What the exercise asks: Images do not belong in the copy. Retype all the entries below exactly.

Provided records:
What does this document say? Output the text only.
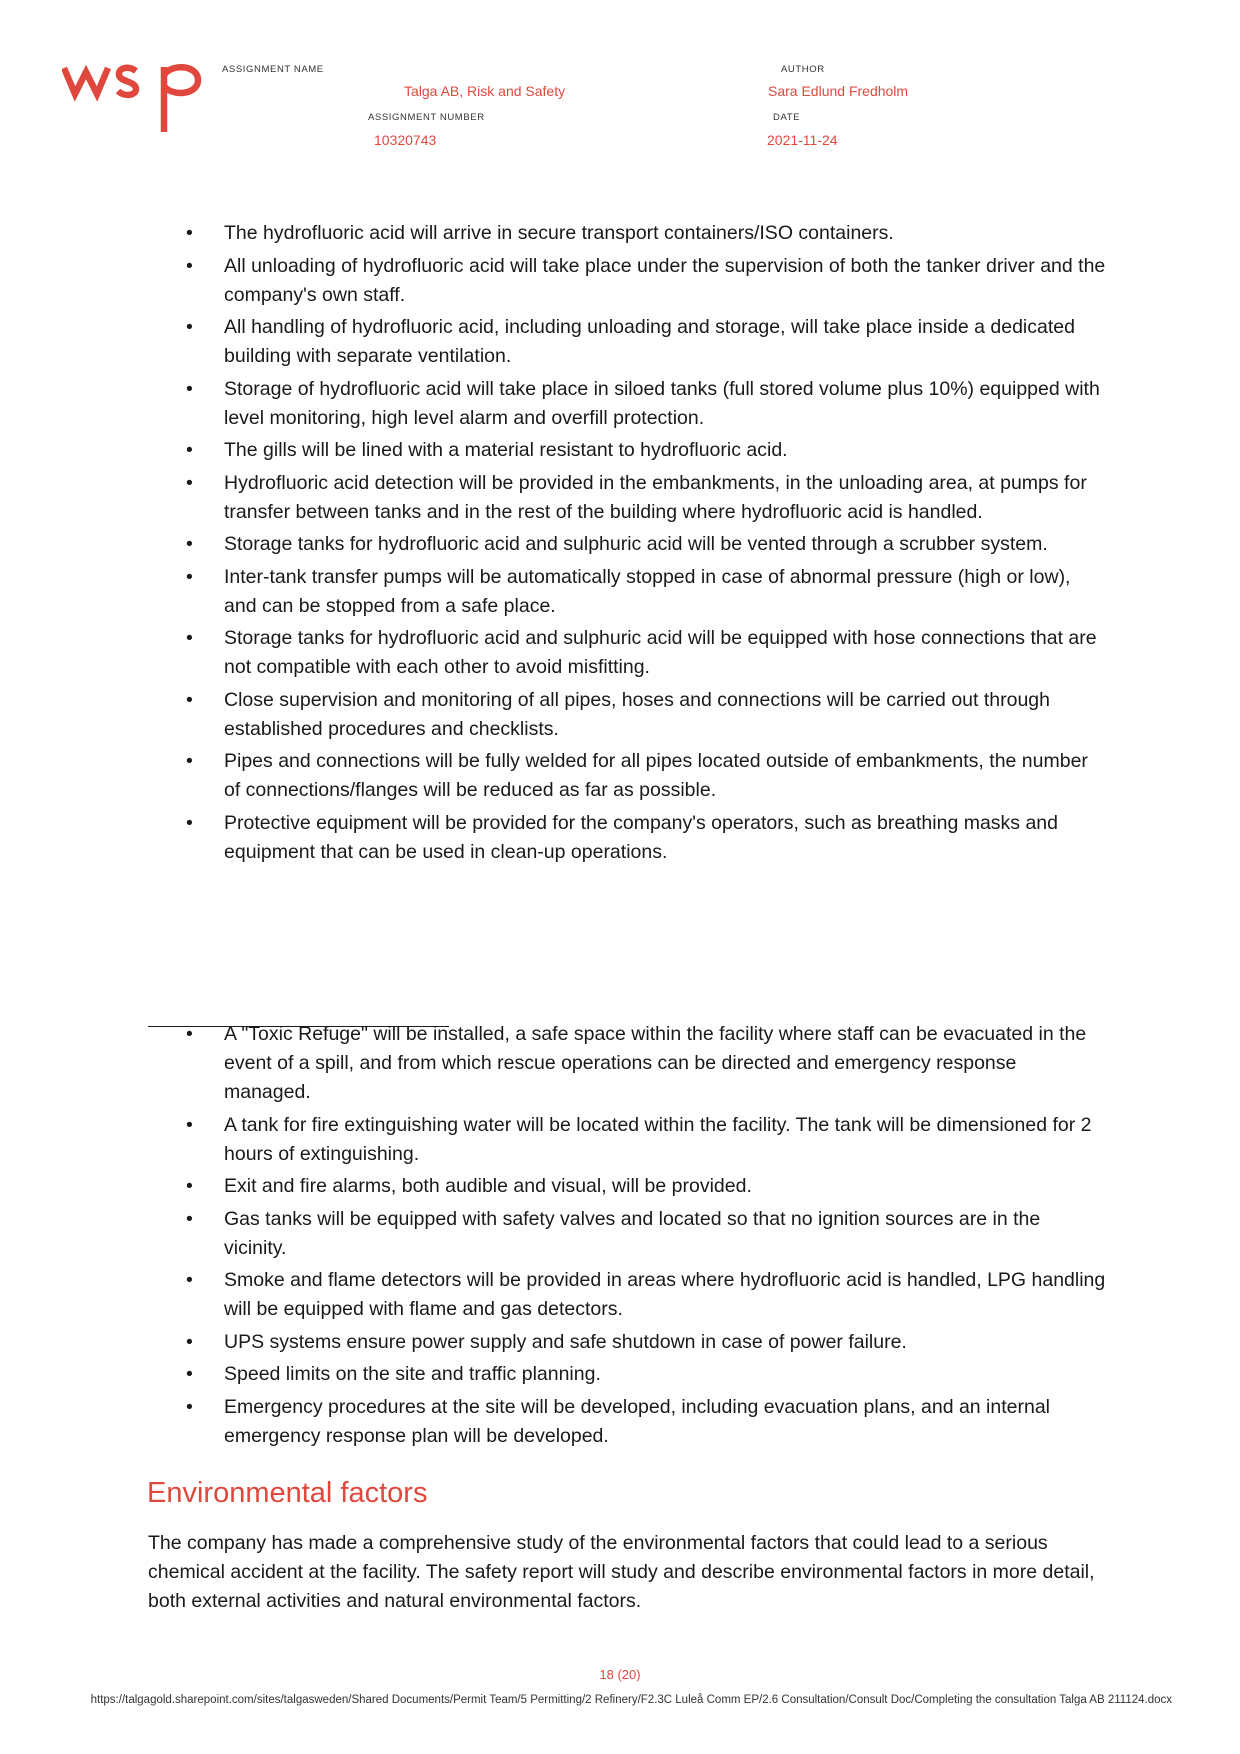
ASSIGNMENT NAME
Talga AB, Risk and Safety
ASSIGNMENT NUMBER
10320743
AUTHOR
Sara Edlund Fredholm
DATE
2021-11-24
• The hydrofluoric acid will arrive in secure transport containers/ISO containers.
• All unloading of hydrofluoric acid will take place under the supervision of both the tanker driver and the company's own staff.
• All handling of hydrofluoric acid, including unloading and storage, will take place inside a dedicated building with separate ventilation.
• Storage of hydrofluoric acid will take place in siloed tanks (full stored volume plus 10%) equipped with level monitoring, high level alarm and overfill protection.
• The gills will be lined with a material resistant to hydrofluoric acid.
• Hydrofluoric acid detection will be provided in the embankments, in the unloading area, at pumps for transfer between tanks and in the rest of the building where hydrofluoric acid is handled.
• Storage tanks for hydrofluoric acid and sulphuric acid will be vented through a scrubber system.
• Inter-tank transfer pumps will be automatically stopped in case of abnormal pressure (high or low), and can be stopped from a safe place.
• Storage tanks for hydrofluoric acid and sulphuric acid will be equipped with hose connections that are not compatible with each other to avoid misfitting.
• Close supervision and monitoring of all pipes, hoses and connections will be carried out through established procedures and checklists.
• Pipes and connections will be fully welded for all pipes located outside of embankments, the number of connections/flanges will be reduced as far as possible.
• Protective equipment will be provided for the company's operators, such as breathing masks and equipment that can be used in clean-up operations.
• A "Toxic Refuge" will be installed, a safe space within the facility where staff can be evacuated in the event of a spill, and from which rescue operations can be directed and emergency response managed.
• A tank for fire extinguishing water will be located within the facility. The tank will be dimensioned for 2 hours of extinguishing.
• Exit and fire alarms, both audible and visual, will be provided.
• Gas tanks will be equipped with safety valves and located so that no ignition sources are in the vicinity.
• Smoke and flame detectors will be provided in areas where hydrofluoric acid is handled, LPG handling will be equipped with flame and gas detectors.
• UPS systems ensure power supply and safe shutdown in case of power failure.
• Speed limits on the site and traffic planning.
• Emergency procedures at the site will be developed, including evacuation plans, and an internal emergency response plan will be developed.
Environmental factors

The company has made a comprehensive study of the environmental factors that could lead to a serious chemical accident at the facility. The safety report will study and describe environmental factors in more detail, both external activities and natural environmental factors.

18 (20)
https://talgagold.sharepoint.com/sites/talgasweden/Shared Documents/Permit Team/5 Permitting/2 Refinery/F2.3C Luleå Comm EP/2.6 Consultation/Consult Doc/Completing the consultation Talga AB 211124.docx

Exercise solution:
What does this document say? Output the text only.
ASSIGNMENT NAME
Talga AB, Risk and Safety
ASSIGNMENT NUMBER
10320743
AUTHOR
Sara Edlund Fredholm
DATE
2021-11-24
• The hydrofluoric acid will arrive in secure transport containers/ISO containers.
• All unloading of hydrofluoric acid will take place under the supervision of both the tanker driver and the company's own staff.
• All handling of hydrofluoric acid, including unloading and storage, will take place inside a dedicated building with separate ventilation.
• Storage of hydrofluoric acid will take place in siloed tanks (full stored volume plus 10%) equipped with level monitoring, high level alarm and overfill protection.
• The gills will be lined with a material resistant to hydrofluoric acid.
• Hydrofluoric acid detection will be provided in the embankments, in the unloading area, at pumps for transfer between tanks and in the rest of the building where hydrofluoric acid is handled.
• Storage tanks for hydrofluoric acid and sulphuric acid will be vented through a scrubber system.
• Inter-tank transfer pumps will be automatically stopped in case of abnormal pressure (high or low), and can be stopped from a safe place.
• Storage tanks for hydrofluoric acid and sulphuric acid will be equipped with hose connections that are not compatible with each other to avoid misfitting.
• Close supervision and monitoring of all pipes, hoses and connections will be carried out through established procedures and checklists.
• Pipes and connections will be fully welded for all pipes located outside of embankments, the number of connections/flanges will be reduced as far as possible.
• Protective equipment will be provided for the company's operators, such as breathing masks and equipment that can be used in clean-up operations.
• A "Toxic Refuge" will be installed, a safe space within the facility where staff can be evacuated in the event of a spill, and from which rescue operations can be directed and emergency response managed.
• A tank for fire extinguishing water will be located within the facility. The tank will be dimensioned for 2 hours of extinguishing.
• Exit and fire alarms, both audible and visual, will be provided.
• Gas tanks will be equipped with safety valves and located so that no ignition sources are in the vicinity.
• Smoke and flame detectors will be provided in areas where hydrofluoric acid is handled, LPG handling will be equipped with flame and gas detectors.
• UPS systems ensure power supply and safe shutdown in case of power failure.
• Speed limits on the site and traffic planning.
• Emergency procedures at the site will be developed, including evacuation plans, and an internal emergency response plan will be developed.
Environmental factors

The company has made a comprehensive study of the environmental factors that could lead to a serious chemical accident at the facility. The safety report will study and describe environmental factors in more detail, both external activities and natural environmental factors.

18 (20)
https://talgagold.sharepoint.com/sites/talgasweden/Shared Documents/Permit Team/5 Permitting/2 Refinery/F2.3C Luleå Comm EP/2.6 Consultation/Consult Doc/Completing the consultation Talga AB 211124.docx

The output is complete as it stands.